--- BEGIN Material for this task ---

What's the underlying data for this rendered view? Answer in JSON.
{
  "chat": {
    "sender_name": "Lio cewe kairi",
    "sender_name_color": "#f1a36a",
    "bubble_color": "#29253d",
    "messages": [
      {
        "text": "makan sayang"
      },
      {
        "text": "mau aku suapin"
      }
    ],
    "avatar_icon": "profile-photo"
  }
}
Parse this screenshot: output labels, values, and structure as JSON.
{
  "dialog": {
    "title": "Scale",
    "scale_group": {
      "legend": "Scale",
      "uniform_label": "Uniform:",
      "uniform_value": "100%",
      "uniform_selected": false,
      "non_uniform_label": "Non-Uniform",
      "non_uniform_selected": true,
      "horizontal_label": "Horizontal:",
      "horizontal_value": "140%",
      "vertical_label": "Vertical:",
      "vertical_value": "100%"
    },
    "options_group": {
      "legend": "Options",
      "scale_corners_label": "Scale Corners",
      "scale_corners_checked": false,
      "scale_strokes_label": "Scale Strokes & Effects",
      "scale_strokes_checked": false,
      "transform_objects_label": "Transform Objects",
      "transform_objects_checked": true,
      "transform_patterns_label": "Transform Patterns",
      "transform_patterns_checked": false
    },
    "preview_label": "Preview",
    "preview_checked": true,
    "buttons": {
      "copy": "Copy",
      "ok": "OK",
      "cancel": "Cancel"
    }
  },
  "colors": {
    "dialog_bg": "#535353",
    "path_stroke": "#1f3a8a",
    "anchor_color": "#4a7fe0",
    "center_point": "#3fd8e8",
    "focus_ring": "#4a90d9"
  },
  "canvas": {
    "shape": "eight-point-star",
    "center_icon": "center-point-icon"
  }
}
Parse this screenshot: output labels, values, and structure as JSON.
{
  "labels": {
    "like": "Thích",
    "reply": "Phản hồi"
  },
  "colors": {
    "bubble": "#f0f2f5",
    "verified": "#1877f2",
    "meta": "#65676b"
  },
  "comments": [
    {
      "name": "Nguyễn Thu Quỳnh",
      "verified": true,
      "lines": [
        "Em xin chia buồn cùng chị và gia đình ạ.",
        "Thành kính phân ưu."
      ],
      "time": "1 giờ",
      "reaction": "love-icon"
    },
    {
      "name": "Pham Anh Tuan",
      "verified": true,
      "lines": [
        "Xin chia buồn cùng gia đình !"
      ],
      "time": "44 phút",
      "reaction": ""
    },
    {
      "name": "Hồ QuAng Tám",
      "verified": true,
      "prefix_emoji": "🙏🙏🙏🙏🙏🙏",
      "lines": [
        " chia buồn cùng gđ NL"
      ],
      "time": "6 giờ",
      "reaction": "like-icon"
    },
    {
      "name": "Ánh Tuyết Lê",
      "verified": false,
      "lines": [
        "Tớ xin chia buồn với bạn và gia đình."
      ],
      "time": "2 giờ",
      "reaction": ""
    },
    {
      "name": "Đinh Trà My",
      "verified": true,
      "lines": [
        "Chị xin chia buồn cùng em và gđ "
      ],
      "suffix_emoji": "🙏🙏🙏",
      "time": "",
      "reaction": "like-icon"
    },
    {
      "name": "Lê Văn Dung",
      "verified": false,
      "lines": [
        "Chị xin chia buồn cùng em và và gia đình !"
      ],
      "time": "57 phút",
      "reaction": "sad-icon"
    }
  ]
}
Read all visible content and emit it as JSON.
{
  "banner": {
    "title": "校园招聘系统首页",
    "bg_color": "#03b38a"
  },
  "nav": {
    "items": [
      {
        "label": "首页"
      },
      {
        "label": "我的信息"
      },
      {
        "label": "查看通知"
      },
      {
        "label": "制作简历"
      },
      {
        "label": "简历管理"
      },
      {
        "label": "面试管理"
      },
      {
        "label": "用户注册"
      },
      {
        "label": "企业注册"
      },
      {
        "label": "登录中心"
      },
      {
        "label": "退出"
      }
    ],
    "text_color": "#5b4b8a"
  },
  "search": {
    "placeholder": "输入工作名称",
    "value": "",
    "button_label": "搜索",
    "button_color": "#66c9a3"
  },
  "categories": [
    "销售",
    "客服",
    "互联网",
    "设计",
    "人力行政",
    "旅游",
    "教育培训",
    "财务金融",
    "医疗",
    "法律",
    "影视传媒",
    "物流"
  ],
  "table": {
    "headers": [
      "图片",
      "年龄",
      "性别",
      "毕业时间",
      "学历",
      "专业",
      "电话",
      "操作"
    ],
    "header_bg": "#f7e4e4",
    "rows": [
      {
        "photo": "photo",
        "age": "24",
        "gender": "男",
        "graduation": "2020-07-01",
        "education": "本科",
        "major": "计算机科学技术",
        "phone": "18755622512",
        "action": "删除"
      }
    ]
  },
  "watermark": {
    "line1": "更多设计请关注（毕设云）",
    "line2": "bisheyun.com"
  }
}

--- END Material for this task ---

Problem to work on:
Restate the data above word for word, please.

Task answer:
What's the underlying data for this rendered view? Answer in JSON.
{
  "chat": {
    "sender_name": "Lio cewe kairi",
    "sender_name_color": "#f1a36a",
    "bubble_color": "#29253d",
    "messages": [
      {
        "text": "makan sayang"
      },
      {
        "text": "mau aku suapin"
      }
    ],
    "avatar_icon": "profile-photo"
  }
}
Parse this screenshot: output labels, values, and structure as JSON.
{
  "dialog": {
    "title": "Scale",
    "scale_group": {
      "legend": "Scale",
      "uniform_label": "Uniform:",
      "uniform_value": "100%",
      "uniform_selected": false,
      "non_uniform_label": "Non-Uniform",
      "non_uniform_selected": true,
      "horizontal_label": "Horizontal:",
      "horizontal_value": "140%",
      "vertical_label": "Vertical:",
      "vertical_value": "100%"
    },
    "options_group": {
      "legend": "Options",
      "scale_corners_label": "Scale Corners",
      "scale_corners_checked": false,
      "scale_strokes_label": "Scale Strokes & Effects",
      "scale_strokes_checked": false,
      "transform_objects_label": "Transform Objects",
      "transform_objects_checked": true,
      "transform_patterns_label": "Transform Patterns",
      "transform_patterns_checked": false
    },
    "preview_label": "Preview",
    "preview_checked": true,
    "buttons": {
      "copy": "Copy",
      "ok": "OK",
      "cancel": "Cancel"
    }
  },
  "colors": {
    "dialog_bg": "#535353",
    "path_stroke": "#1f3a8a",
    "anchor_color": "#4a7fe0",
    "center_point": "#3fd8e8",
    "focus_ring": "#4a90d9"
  },
  "canvas": {
    "shape": "eight-point-star",
    "center_icon": "center-point-icon"
  }
}
Parse this screenshot: output labels, values, and structure as JSON.
{
  "labels": {
    "like": "Thích",
    "reply": "Phản hồi"
  },
  "colors": {
    "bubble": "#f0f2f5",
    "verified": "#1877f2",
    "meta": "#65676b"
  },
  "comments": [
    {
      "name": "Nguyễn Thu Quỳnh",
      "verified": true,
      "lines": [
        "Em xin chia buồn cùng chị và gia đình ạ.",
        "Thành kính phân ưu."
      ],
      "time": "1 giờ",
      "reaction": "love-icon"
    },
    {
      "name": "Pham Anh Tuan",
      "verified": true,
      "lines": [
        "Xin chia buồn cùng gia đình !"
      ],
      "time": "44 phút",
      "reaction": ""
    },
    {
      "name": "Hồ QuAng Tám",
      "verified": true,
      "prefix_emoji": "🙏🙏🙏🙏🙏🙏",
      "lines": [
        " chia buồn cùng gđ NL"
      ],
      "time": "6 giờ",
      "reaction": "like-icon"
    },
    {
      "name": "Ánh Tuyết Lê",
      "verified": false,
      "lines": [
        "Tớ xin chia buồn với bạn và gia đình."
      ],
      "time": "2 giờ",
      "reaction": ""
    },
    {
      "name": "Đinh Trà My",
      "verified": true,
      "lines": [
        "Chị xin chia buồn cùng em và gđ "
      ],
      "suffix_emoji": "🙏🙏🙏",
      "time": "",
      "reaction": "like-icon"
    },
    {
      "name": "Lê Văn Dung",
      "verified": false,
      "lines": [
        "Chị xin chia buồn cùng em và và gia đình !"
      ],
      "time": "57 phút",
      "reaction": "sad-icon"
    }
  ]
}
Read all visible content and emit it as JSON.
{
  "banner": {
    "title": "校园招聘系统首页",
    "bg_color": "#03b38a"
  },
  "nav": {
    "items": [
      {
        "label": "首页"
      },
      {
        "label": "我的信息"
      },
      {
        "label": "查看通知"
      },
      {
        "label": "制作简历"
      },
      {
        "label": "简历管理"
      },
      {
        "label": "面试管理"
      },
      {
        "label": "用户注册"
      },
      {
        "label": "企业注册"
      },
      {
        "label": "登录中心"
      },
      {
        "label": "退出"
      }
    ],
    "text_color": "#5b4b8a"
  },
  "search": {
    "placeholder": "输入工作名称",
    "value": "",
    "button_label": "搜索",
    "button_color": "#66c9a3"
  },
  "categories": [
    "销售",
    "客服",
    "互联网",
    "设计",
    "人力行政",
    "旅游",
    "教育培训",
    "财务金融",
    "医疗",
    "法律",
    "影视传媒",
    "物流"
  ],
  "table": {
    "headers": [
      "图片",
      "年龄",
      "性别",
      "毕业时间",
      "学历",
      "专业",
      "电话",
      "操作"
    ],
    "header_bg": "#f7e4e4",
    "rows": [
      {
        "photo": "photo",
        "age": "24",
        "gender": "男",
        "graduation": "2020-07-01",
        "education": "本科",
        "major": "计算机科学技术",
        "phone": "18755622512",
        "action": "删除"
      }
    ]
  },
  "watermark": {
    "line1": "更多设计请关注（毕设云）",
    "line2": "bisheyun.com"
  }
}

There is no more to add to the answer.